_Exercise_:
Go through the entries below, tally each line with the string "except", and give the final number by itself.

Stored dataset items:
==================================================
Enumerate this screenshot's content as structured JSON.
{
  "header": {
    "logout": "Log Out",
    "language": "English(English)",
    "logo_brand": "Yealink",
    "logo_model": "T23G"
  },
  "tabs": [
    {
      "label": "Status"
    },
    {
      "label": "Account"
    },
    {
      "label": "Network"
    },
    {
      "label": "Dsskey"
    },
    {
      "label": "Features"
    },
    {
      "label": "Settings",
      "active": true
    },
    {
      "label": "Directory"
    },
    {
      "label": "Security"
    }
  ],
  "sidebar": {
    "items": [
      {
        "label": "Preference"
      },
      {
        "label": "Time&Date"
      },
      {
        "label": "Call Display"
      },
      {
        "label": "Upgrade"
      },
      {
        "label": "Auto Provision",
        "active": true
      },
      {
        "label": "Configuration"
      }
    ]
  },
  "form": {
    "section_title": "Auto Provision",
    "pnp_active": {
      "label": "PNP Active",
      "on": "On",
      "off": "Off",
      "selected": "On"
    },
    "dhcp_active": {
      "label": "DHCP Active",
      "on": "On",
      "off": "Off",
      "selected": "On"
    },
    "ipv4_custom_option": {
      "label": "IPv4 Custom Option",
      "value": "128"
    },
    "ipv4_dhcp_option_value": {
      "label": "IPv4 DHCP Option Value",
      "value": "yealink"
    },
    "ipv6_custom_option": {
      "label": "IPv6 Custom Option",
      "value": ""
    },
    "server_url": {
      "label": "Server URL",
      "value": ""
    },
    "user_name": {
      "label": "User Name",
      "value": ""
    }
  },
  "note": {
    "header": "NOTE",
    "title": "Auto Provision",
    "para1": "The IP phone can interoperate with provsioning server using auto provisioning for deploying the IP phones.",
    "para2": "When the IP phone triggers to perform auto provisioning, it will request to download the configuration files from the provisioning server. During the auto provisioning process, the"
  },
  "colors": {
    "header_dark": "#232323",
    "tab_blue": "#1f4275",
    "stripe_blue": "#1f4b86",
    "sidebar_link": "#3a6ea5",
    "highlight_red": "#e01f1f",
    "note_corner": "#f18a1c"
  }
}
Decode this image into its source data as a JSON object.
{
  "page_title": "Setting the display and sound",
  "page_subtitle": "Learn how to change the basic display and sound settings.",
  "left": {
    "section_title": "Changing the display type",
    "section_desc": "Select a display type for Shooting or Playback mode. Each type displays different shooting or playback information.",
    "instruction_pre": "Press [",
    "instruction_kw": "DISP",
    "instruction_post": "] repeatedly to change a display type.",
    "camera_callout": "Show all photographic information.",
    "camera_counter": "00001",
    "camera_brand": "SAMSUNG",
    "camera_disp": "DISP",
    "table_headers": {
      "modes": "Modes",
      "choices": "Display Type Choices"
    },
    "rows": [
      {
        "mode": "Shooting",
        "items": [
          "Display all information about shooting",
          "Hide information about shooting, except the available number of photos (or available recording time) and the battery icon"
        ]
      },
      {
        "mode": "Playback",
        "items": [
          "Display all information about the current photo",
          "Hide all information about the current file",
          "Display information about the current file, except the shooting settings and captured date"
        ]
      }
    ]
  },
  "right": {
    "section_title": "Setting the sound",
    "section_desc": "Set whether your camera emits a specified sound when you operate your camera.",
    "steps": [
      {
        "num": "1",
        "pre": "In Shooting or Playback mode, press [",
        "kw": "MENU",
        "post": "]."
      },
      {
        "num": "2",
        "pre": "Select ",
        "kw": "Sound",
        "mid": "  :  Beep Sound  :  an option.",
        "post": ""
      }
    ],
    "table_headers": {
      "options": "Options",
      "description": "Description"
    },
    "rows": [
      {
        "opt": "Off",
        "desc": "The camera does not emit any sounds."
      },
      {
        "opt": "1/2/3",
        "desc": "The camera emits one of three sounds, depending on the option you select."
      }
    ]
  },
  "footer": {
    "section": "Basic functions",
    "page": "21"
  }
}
==================================================
_Full response_:
2